▸ **Given exercise**:
In the records that follow, show each line where the word "Valuable" is present.

[Source records]
--- BEGIN ---
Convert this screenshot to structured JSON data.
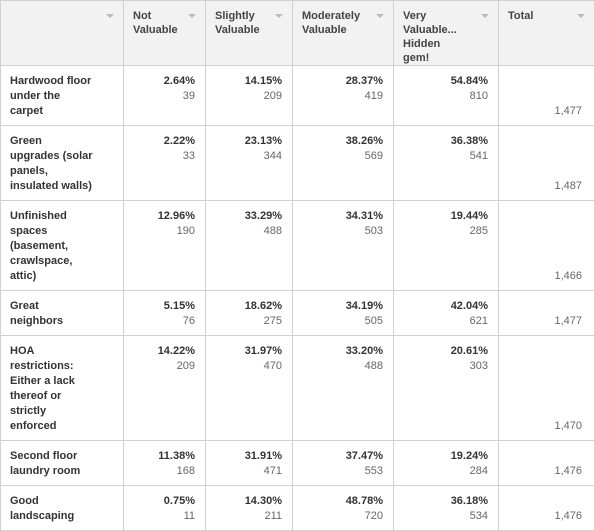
{
  "table": {
    "headers": [
      "Not Valuable",
      "Slightly Valuable",
      "Moderately Valuable",
      "Very Valuable... Hidden gem!",
      "Total"
    ],
    "rows": [
      {
        "label": "Hardwood floor under the carpet",
        "cells": [
          [
            "2.64%",
            "39"
          ],
          [
            "14.15%",
            "209"
          ],
          [
            "28.37%",
            "419"
          ],
          [
            "54.84%",
            "810"
          ]
        ],
        "total": "1,477"
      },
      {
        "label": "Green upgrades (solar panels, insulated walls)",
        "cells": [
          [
            "2.22%",
            "33"
          ],
          [
            "23.13%",
            "344"
          ],
          [
            "38.26%",
            "569"
          ],
          [
            "36.38%",
            "541"
          ]
        ],
        "total": "1,487"
      },
      {
        "label": "Unfinished spaces (basement, crawlspace, attic)",
        "cells": [
          [
            "12.96%",
            "190"
          ],
          [
            "33.29%",
            "488"
          ],
          [
            "34.31%",
            "503"
          ],
          [
            "19.44%",
            "285"
          ]
        ],
        "total": "1,466"
      },
      {
        "label": "Great neighbors",
        "cells": [
          [
            "5.15%",
            "76"
          ],
          [
            "18.62%",
            "275"
          ],
          [
            "34.19%",
            "505"
          ],
          [
            "42.04%",
            "621"
          ]
        ],
        "total": "1,477"
      },
      {
        "label": "HOA restrictions: Either a lack thereof or strictly enforced",
        "cells": [
          [
            "14.22%",
            "209"
          ],
          [
            "31.97%",
            "470"
          ],
          [
            "33.20%",
            "488"
          ],
          [
            "20.61%",
            "303"
          ]
        ],
        "total": "1,470"
      },
      {
        "label": "Second floor laundry room",
        "cells": [
          [
            "11.38%",
            "168"
          ],
          [
            "31.91%",
            "471"
          ],
          [
            "37.47%",
            "553"
          ],
          [
            "19.24%",
            "284"
          ]
        ],
        "total": "1,476"
      },
      {
        "label": "Good landscaping",
        "cells": [
          [
            "0.75%",
            "11"
          ],
          [
            "14.30%",
            "211"
          ],
          [
            "48.78%",
            "720"
          ],
          [
            "36.18%",
            "534"
          ]
        ],
        "total": "1,476"
      }
    ]
  }
}
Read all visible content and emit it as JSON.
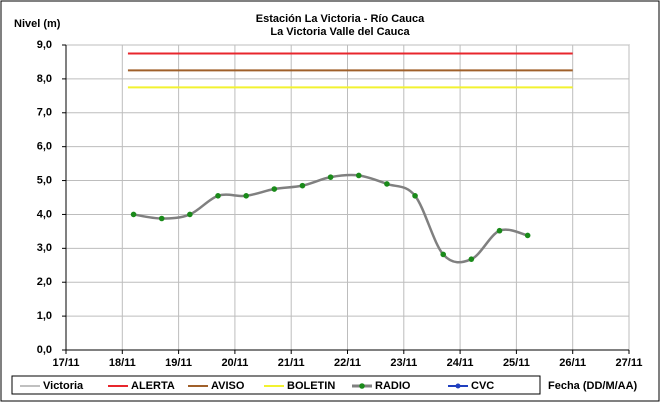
{
  "chart_data": {
    "type": "line",
    "title": "Estación La Victoria - Río Cauca",
    "subtitle": "La Victoria Valle del Cauca",
    "ylabel": "Nivel (m)",
    "xlabel": "Fecha (DD/M/AA)",
    "xlim": [
      17,
      27
    ],
    "xticks": [
      {
        "value": 17,
        "label": "17/11"
      },
      {
        "value": 18,
        "label": "18/11"
      },
      {
        "value": 19,
        "label": "19/11"
      },
      {
        "value": 20,
        "label": "20/11"
      },
      {
        "value": 21,
        "label": "21/11"
      },
      {
        "value": 22,
        "label": "22/11"
      },
      {
        "value": 23,
        "label": "23/11"
      },
      {
        "value": 24,
        "label": "24/11"
      },
      {
        "value": 25,
        "label": "25/11"
      },
      {
        "value": 26,
        "label": "26/11"
      },
      {
        "value": 27,
        "label": "27/11"
      }
    ],
    "ylim": [
      0,
      9
    ],
    "yticks": [
      {
        "value": 0,
        "label": "0,0"
      },
      {
        "value": 1,
        "label": "1,0"
      },
      {
        "value": 2,
        "label": "2,0"
      },
      {
        "value": 3,
        "label": "3,0"
      },
      {
        "value": 4,
        "label": "4,0"
      },
      {
        "value": 5,
        "label": "5,0"
      },
      {
        "value": 6,
        "label": "6,0"
      },
      {
        "value": 7,
        "label": "7,0"
      },
      {
        "value": 8,
        "label": "8,0"
      },
      {
        "value": 9,
        "label": "9,0"
      }
    ],
    "grid": true,
    "legend": "bottom",
    "series": [
      {
        "name": "Victoria",
        "color": "#c0c0c0",
        "x": [],
        "values": []
      },
      {
        "name": "ALERTA",
        "color": "#e8262c",
        "x": [
          18.1,
          26
        ],
        "values": [
          8.75,
          8.75
        ]
      },
      {
        "name": "AVISO",
        "color": "#a0602a",
        "x": [
          18.1,
          26
        ],
        "values": [
          8.25,
          8.25
        ]
      },
      {
        "name": "BOLETIN",
        "color": "#f2f230",
        "x": [
          18.1,
          26
        ],
        "values": [
          7.75,
          7.75
        ]
      },
      {
        "name": "RADIO",
        "color": "#808080",
        "marker": "#1a8a1a",
        "smooth": true,
        "x": [
          18.2,
          18.7,
          19.2,
          19.7,
          20.2,
          20.7,
          21.2,
          21.7,
          22.2,
          22.7,
          23.2,
          23.7,
          24.2,
          24.7,
          25.2
        ],
        "values": [
          4.0,
          3.88,
          4.0,
          4.55,
          4.55,
          4.75,
          4.85,
          5.1,
          5.15,
          4.9,
          4.55,
          2.82,
          2.68,
          3.52,
          3.38
        ]
      },
      {
        "name": "CVC",
        "color": "#1f3fbf",
        "x": [],
        "values": []
      }
    ]
  }
}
--- END ---
▸ **Finished exercise**:
      "Not Valuable",
      "Slightly Valuable",
      "Moderately Valuable",
      "Very Valuable... Hidden gem!",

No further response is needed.